- Directions:
Give an exact transcription of every line, dropping the images.

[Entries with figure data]

==================================================

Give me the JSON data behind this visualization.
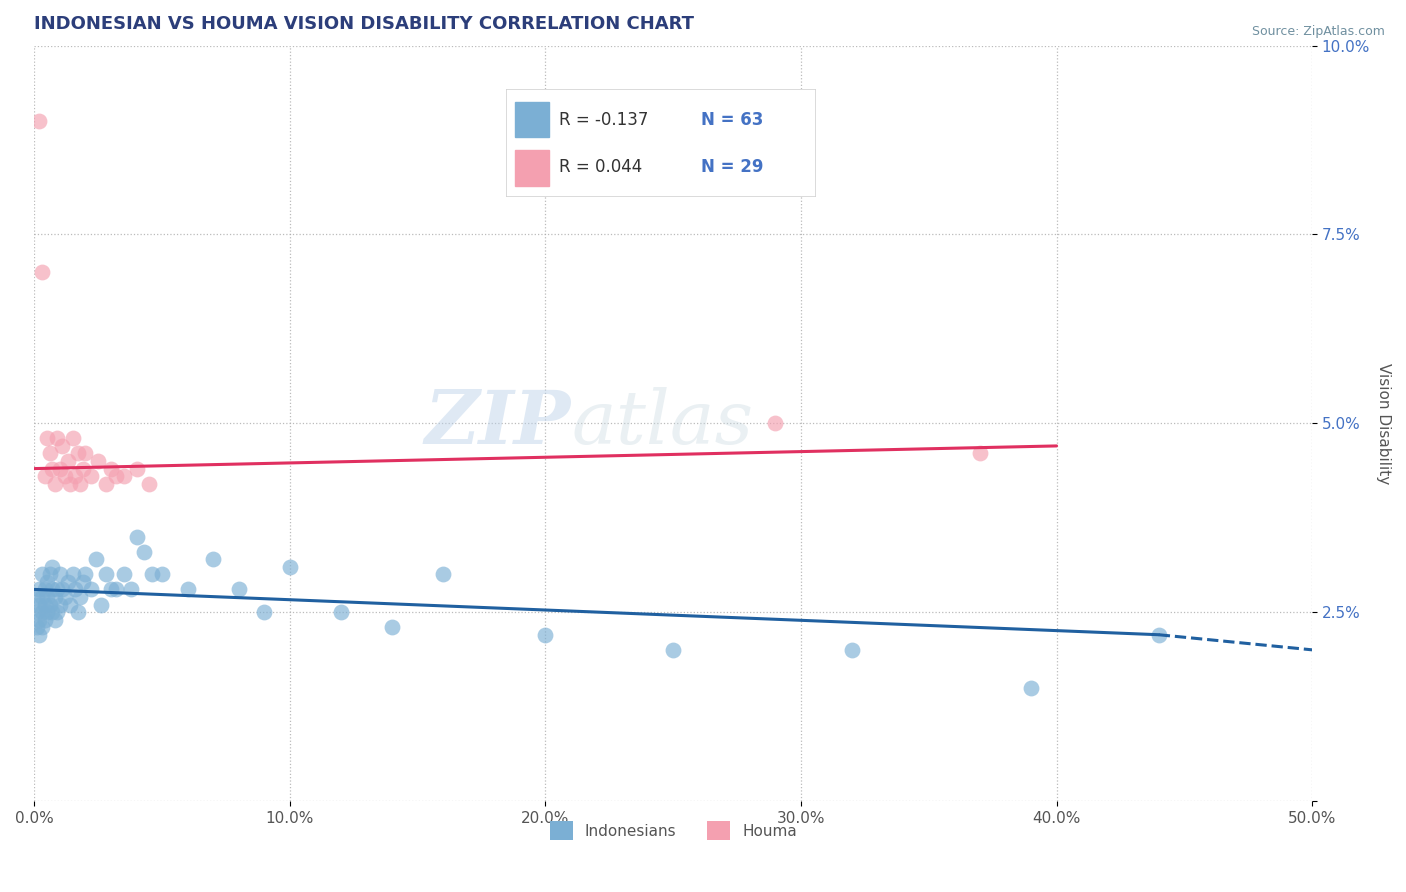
{
  "title": "INDONESIAN VS HOUMA VISION DISABILITY CORRELATION CHART",
  "source": "Source: ZipAtlas.com",
  "ylabel": "Vision Disability",
  "xlim": [
    0.0,
    0.5
  ],
  "ylim": [
    0.0,
    0.1
  ],
  "xticks": [
    0.0,
    0.1,
    0.2,
    0.3,
    0.4,
    0.5
  ],
  "xticklabels": [
    "0.0%",
    "10.0%",
    "20.0%",
    "30.0%",
    "40.0%",
    "50.0%"
  ],
  "yticks": [
    0.0,
    0.025,
    0.05,
    0.075,
    0.1
  ],
  "yticklabels": [
    "",
    "2.5%",
    "5.0%",
    "7.5%",
    "10.0%"
  ],
  "legend_r_blue": "-0.137",
  "legend_n_blue": "63",
  "legend_r_pink": "0.044",
  "legend_n_pink": "29",
  "blue_color": "#7bafd4",
  "pink_color": "#f4a0b0",
  "line_blue_color": "#2060a0",
  "line_pink_color": "#e03060",
  "title_color": "#2c3e7a",
  "source_color": "#7090a0",
  "watermark_zip": "ZIP",
  "watermark_atlas": "atlas",
  "indonesian_x": [
    0.001,
    0.001,
    0.001,
    0.002,
    0.002,
    0.002,
    0.002,
    0.003,
    0.003,
    0.003,
    0.003,
    0.004,
    0.004,
    0.004,
    0.005,
    0.005,
    0.005,
    0.006,
    0.006,
    0.007,
    0.007,
    0.007,
    0.008,
    0.008,
    0.009,
    0.009,
    0.01,
    0.01,
    0.011,
    0.012,
    0.013,
    0.014,
    0.015,
    0.016,
    0.017,
    0.018,
    0.019,
    0.02,
    0.022,
    0.024,
    0.026,
    0.028,
    0.03,
    0.032,
    0.035,
    0.038,
    0.04,
    0.043,
    0.046,
    0.05,
    0.06,
    0.07,
    0.08,
    0.09,
    0.1,
    0.12,
    0.14,
    0.16,
    0.2,
    0.25,
    0.32,
    0.39,
    0.44
  ],
  "indonesian_y": [
    0.025,
    0.023,
    0.027,
    0.024,
    0.026,
    0.022,
    0.028,
    0.025,
    0.027,
    0.023,
    0.03,
    0.026,
    0.028,
    0.024,
    0.027,
    0.025,
    0.029,
    0.03,
    0.026,
    0.028,
    0.025,
    0.031,
    0.027,
    0.024,
    0.028,
    0.025,
    0.03,
    0.026,
    0.028,
    0.027,
    0.029,
    0.026,
    0.03,
    0.028,
    0.025,
    0.027,
    0.029,
    0.03,
    0.028,
    0.032,
    0.026,
    0.03,
    0.028,
    0.028,
    0.03,
    0.028,
    0.035,
    0.033,
    0.03,
    0.03,
    0.028,
    0.032,
    0.028,
    0.025,
    0.031,
    0.025,
    0.023,
    0.03,
    0.022,
    0.02,
    0.02,
    0.015,
    0.022
  ],
  "houma_x": [
    0.002,
    0.003,
    0.004,
    0.005,
    0.006,
    0.007,
    0.008,
    0.009,
    0.01,
    0.011,
    0.012,
    0.013,
    0.014,
    0.015,
    0.016,
    0.017,
    0.018,
    0.019,
    0.02,
    0.022,
    0.025,
    0.028,
    0.03,
    0.032,
    0.035,
    0.04,
    0.045,
    0.29,
    0.37
  ],
  "houma_y": [
    0.09,
    0.07,
    0.043,
    0.048,
    0.046,
    0.044,
    0.042,
    0.048,
    0.044,
    0.047,
    0.043,
    0.045,
    0.042,
    0.048,
    0.043,
    0.046,
    0.042,
    0.044,
    0.046,
    0.043,
    0.045,
    0.042,
    0.044,
    0.043,
    0.043,
    0.044,
    0.042,
    0.05,
    0.046
  ],
  "blue_line_x_start": 0.0,
  "blue_line_x_solid_end": 0.44,
  "blue_line_x_dash_end": 0.5,
  "blue_line_y_start": 0.028,
  "blue_line_y_solid_end": 0.022,
  "blue_line_y_dash_end": 0.02,
  "pink_line_x_start": 0.0,
  "pink_line_x_end": 0.4,
  "pink_line_y_start": 0.044,
  "pink_line_y_end": 0.047
}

==================================================

- Full answer:
Give me the JSON data behind this visualization.
{
  "title": "INDONESIAN VS HOUMA VISION DISABILITY CORRELATION CHART",
  "source": "Source: ZipAtlas.com",
  "ylabel": "Vision Disability",
  "xlim": [
    0.0,
    0.5
  ],
  "ylim": [
    0.0,
    0.1
  ],
  "xticks": [
    0.0,
    0.1,
    0.2,
    0.3,
    0.4,
    0.5
  ],
  "xticklabels": [
    "0.0%",
    "10.0%",
    "20.0%",
    "30.0%",
    "40.0%",
    "50.0%"
  ],
  "yticks": [
    0.0,
    0.025,
    0.05,
    0.075,
    0.1
  ],
  "yticklabels": [
    "",
    "2.5%",
    "5.0%",
    "7.5%",
    "10.0%"
  ],
  "legend_r_blue": "-0.137",
  "legend_n_blue": "63",
  "legend_r_pink": "0.044",
  "legend_n_pink": "29",
  "blue_color": "#7bafd4",
  "pink_color": "#f4a0b0",
  "line_blue_color": "#2060a0",
  "line_pink_color": "#e03060",
  "title_color": "#2c3e7a",
  "source_color": "#7090a0",
  "watermark_zip": "ZIP",
  "watermark_atlas": "atlas",
  "indonesian_x": [
    0.001,
    0.001,
    0.001,
    0.002,
    0.002,
    0.002,
    0.002,
    0.003,
    0.003,
    0.003,
    0.003,
    0.004,
    0.004,
    0.004,
    0.005,
    0.005,
    0.005,
    0.006,
    0.006,
    0.007,
    0.007,
    0.007,
    0.008,
    0.008,
    0.009,
    0.009,
    0.01,
    0.01,
    0.011,
    0.012,
    0.013,
    0.014,
    0.015,
    0.016,
    0.017,
    0.018,
    0.019,
    0.02,
    0.022,
    0.024,
    0.026,
    0.028,
    0.03,
    0.032,
    0.035,
    0.038,
    0.04,
    0.043,
    0.046,
    0.05,
    0.06,
    0.07,
    0.08,
    0.09,
    0.1,
    0.12,
    0.14,
    0.16,
    0.2,
    0.25,
    0.32,
    0.39,
    0.44
  ],
  "indonesian_y": [
    0.025,
    0.023,
    0.027,
    0.024,
    0.026,
    0.022,
    0.028,
    0.025,
    0.027,
    0.023,
    0.03,
    0.026,
    0.028,
    0.024,
    0.027,
    0.025,
    0.029,
    0.03,
    0.026,
    0.028,
    0.025,
    0.031,
    0.027,
    0.024,
    0.028,
    0.025,
    0.03,
    0.026,
    0.028,
    0.027,
    0.029,
    0.026,
    0.03,
    0.028,
    0.025,
    0.027,
    0.029,
    0.03,
    0.028,
    0.032,
    0.026,
    0.03,
    0.028,
    0.028,
    0.03,
    0.028,
    0.035,
    0.033,
    0.03,
    0.03,
    0.028,
    0.032,
    0.028,
    0.025,
    0.031,
    0.025,
    0.023,
    0.03,
    0.022,
    0.02,
    0.02,
    0.015,
    0.022
  ],
  "houma_x": [
    0.002,
    0.003,
    0.004,
    0.005,
    0.006,
    0.007,
    0.008,
    0.009,
    0.01,
    0.011,
    0.012,
    0.013,
    0.014,
    0.015,
    0.016,
    0.017,
    0.018,
    0.019,
    0.02,
    0.022,
    0.025,
    0.028,
    0.03,
    0.032,
    0.035,
    0.04,
    0.045,
    0.29,
    0.37
  ],
  "houma_y": [
    0.09,
    0.07,
    0.043,
    0.048,
    0.046,
    0.044,
    0.042,
    0.048,
    0.044,
    0.047,
    0.043,
    0.045,
    0.042,
    0.048,
    0.043,
    0.046,
    0.042,
    0.044,
    0.046,
    0.043,
    0.045,
    0.042,
    0.044,
    0.043,
    0.043,
    0.044,
    0.042,
    0.05,
    0.046
  ],
  "blue_line_x_start": 0.0,
  "blue_line_x_solid_end": 0.44,
  "blue_line_x_dash_end": 0.5,
  "blue_line_y_start": 0.028,
  "blue_line_y_solid_end": 0.022,
  "blue_line_y_dash_end": 0.02,
  "pink_line_x_start": 0.0,
  "pink_line_x_end": 0.4,
  "pink_line_y_start": 0.044,
  "pink_line_y_end": 0.047
}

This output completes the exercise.